**Objective**
Go through the records and give each one again exactly.

**Material for this task**
[start]

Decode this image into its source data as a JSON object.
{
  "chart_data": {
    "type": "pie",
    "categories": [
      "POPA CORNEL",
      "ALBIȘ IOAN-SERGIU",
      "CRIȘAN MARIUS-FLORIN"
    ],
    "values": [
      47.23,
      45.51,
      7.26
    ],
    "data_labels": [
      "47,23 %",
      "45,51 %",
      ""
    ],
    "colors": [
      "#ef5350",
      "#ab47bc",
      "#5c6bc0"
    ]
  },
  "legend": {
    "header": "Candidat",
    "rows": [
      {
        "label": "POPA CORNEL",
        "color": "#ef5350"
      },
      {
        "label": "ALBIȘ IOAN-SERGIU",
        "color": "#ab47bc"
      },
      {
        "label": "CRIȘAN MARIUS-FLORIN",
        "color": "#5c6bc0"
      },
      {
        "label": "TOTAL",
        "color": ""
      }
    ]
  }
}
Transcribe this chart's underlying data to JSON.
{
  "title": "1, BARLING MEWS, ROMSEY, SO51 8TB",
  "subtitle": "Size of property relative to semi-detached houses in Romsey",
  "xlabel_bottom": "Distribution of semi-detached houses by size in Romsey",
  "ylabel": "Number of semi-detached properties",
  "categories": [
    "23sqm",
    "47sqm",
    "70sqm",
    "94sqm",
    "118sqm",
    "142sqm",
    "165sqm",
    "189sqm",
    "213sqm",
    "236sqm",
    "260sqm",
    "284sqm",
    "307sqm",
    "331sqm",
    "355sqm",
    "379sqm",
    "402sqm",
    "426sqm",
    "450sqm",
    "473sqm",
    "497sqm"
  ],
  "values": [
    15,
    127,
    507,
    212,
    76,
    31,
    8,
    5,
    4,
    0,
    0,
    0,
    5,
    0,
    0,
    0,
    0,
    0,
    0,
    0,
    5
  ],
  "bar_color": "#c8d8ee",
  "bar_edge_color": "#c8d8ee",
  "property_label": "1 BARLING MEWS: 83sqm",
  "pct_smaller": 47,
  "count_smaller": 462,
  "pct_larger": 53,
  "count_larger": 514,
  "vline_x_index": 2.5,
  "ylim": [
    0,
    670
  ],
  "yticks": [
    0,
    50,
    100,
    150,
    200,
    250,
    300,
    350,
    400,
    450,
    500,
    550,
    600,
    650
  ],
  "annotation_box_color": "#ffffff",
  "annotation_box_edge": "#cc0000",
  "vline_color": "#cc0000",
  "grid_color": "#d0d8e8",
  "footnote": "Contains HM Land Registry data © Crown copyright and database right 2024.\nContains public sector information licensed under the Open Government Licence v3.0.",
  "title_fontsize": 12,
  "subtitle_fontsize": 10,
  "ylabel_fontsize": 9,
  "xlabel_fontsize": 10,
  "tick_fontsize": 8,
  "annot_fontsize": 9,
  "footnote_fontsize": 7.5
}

[end]

**Response to this exercise**
Decode this image into its source data as a JSON object.
{
  "chart_data": {
    "type": "pie",
    "categories": [
      "POPA CORNEL",
      "ALBIȘ IOAN-SERGIU",
      "CRIȘAN MARIUS-FLORIN"
    ],
    "values": [
      47.23,
      45.51,
      7.26
    ],
    "data_labels": [
      "47,23 %",
      "45,51 %",
      ""
    ],
    "colors": [
      "#ef5350",
      "#ab47bc",
      "#5c6bc0"
    ]
  },
  "legend": {
    "header": "Candidat",
    "rows": [
      {
        "label": "POPA CORNEL",
        "color": "#ef5350"
      },
      {
        "label": "ALBIȘ IOAN-SERGIU",
        "color": "#ab47bc"
      },
      {
        "label": "CRIȘAN MARIUS-FLORIN",
        "color": "#5c6bc0"
      },
      {
        "label": "TOTAL",
        "color": ""
      }
    ]
  }
}
Transcribe this chart's underlying data to JSON.
{
  "title": "1, BARLING MEWS, ROMSEY, SO51 8TB",
  "subtitle": "Size of property relative to semi-detached houses in Romsey",
  "xlabel_bottom": "Distribution of semi-detached houses by size in Romsey",
  "ylabel": "Number of semi-detached properties",
  "categories": [
    "23sqm",
    "47sqm",
    "70sqm",
    "94sqm",
    "118sqm",
    "142sqm",
    "165sqm",
    "189sqm",
    "213sqm",
    "236sqm",
    "260sqm",
    "284sqm",
    "307sqm",
    "331sqm",
    "355sqm",
    "379sqm",
    "402sqm",
    "426sqm",
    "450sqm",
    "473sqm",
    "497sqm"
  ],
  "values": [
    15,
    127,
    507,
    212,
    76,
    31,
    8,
    5,
    4,
    0,
    0,
    0,
    5,
    0,
    0,
    0,
    0,
    0,
    0,
    0,
    5
  ],
  "bar_color": "#c8d8ee",
  "bar_edge_color": "#c8d8ee",
  "property_label": "1 BARLING MEWS: 83sqm",
  "pct_smaller": 47,
  "count_smaller": 462,
  "pct_larger": 53,
  "count_larger": 514,
  "vline_x_index": 2.5,
  "ylim": [
    0,
    670
  ],
  "yticks": [
    0,
    50,
    100,
    150,
    200,
    250,
    300,
    350,
    400,
    450,
    500,
    550,
    600,
    650
  ],
  "annotation_box_color": "#ffffff",
  "annotation_box_edge": "#cc0000",
  "vline_color": "#cc0000",
  "grid_color": "#d0d8e8",
  "footnote": "Contains HM Land Registry data © Crown copyright and database right 2024.\nContains public sector information licensed under the Open Government Licence v3.0.",
  "title_fontsize": 12,
  "subtitle_fontsize": 10,
  "ylabel_fontsize": 9,
  "xlabel_fontsize": 10,
  "tick_fontsize": 8,
  "annot_fontsize": 9,
  "footnote_fontsize": 7.5
}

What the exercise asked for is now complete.